┌────────
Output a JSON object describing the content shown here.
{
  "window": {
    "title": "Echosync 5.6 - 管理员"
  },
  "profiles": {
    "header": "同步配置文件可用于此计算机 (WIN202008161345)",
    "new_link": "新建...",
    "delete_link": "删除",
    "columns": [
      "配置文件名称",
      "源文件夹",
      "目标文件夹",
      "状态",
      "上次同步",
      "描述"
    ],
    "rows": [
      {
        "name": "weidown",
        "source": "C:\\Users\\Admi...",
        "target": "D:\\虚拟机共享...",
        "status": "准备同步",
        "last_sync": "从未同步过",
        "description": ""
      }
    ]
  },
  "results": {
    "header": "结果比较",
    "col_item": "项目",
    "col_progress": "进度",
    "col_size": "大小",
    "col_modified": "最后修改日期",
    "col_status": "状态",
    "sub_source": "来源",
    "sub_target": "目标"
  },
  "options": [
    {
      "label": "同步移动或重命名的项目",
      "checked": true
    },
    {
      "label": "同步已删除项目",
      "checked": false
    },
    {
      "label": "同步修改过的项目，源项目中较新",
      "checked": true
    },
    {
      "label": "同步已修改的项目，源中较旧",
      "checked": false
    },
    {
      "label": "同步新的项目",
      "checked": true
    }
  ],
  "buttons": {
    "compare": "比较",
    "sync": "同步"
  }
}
└────────
| EXERCISE AIM |
Retype all of the material above with every character intact.

| RESPONSE FOR THIS EXERCISE |
Output a JSON object describing the content shown here.
{
  "window": {
    "title": "Echosync 5.6 - 管理员"
  },
  "profiles": {
    "header": "同步配置文件可用于此计算机 (WIN202008161345)",
    "new_link": "新建...",
    "delete_link": "删除",
    "columns": [
      "配置文件名称",
      "源文件夹",
      "目标文件夹",
      "状态",
      "上次同步",
      "描述"
    ],
    "rows": [
      {
        "name": "weidown",
        "source": "C:\\Users\\Admi...",
        "target": "D:\\虚拟机共享...",
        "status": "准备同步",
        "last_sync": "从未同步过",
        "description": ""
      }
    ]
  },
  "results": {
    "header": "结果比较",
    "col_item": "项目",
    "col_progress": "进度",
    "col_size": "大小",
    "col_modified": "最后修改日期",
    "col_status": "状态",
    "sub_source": "来源",
    "sub_target": "目标"
  },
  "options": [
    {
      "label": "同步移动或重命名的项目",
      "checked": true
    },
    {
      "label": "同步已删除项目",
      "checked": false
    },
    {
      "label": "同步修改过的项目，源项目中较新",
      "checked": true
    },
    {
      "label": "同步已修改的项目，源中较旧",
      "checked": false
    },
    {
      "label": "同步新的项目",
      "checked": true
    }
  ],
  "buttons": {
    "compare": "比较",
    "sync": "同步"
  }
}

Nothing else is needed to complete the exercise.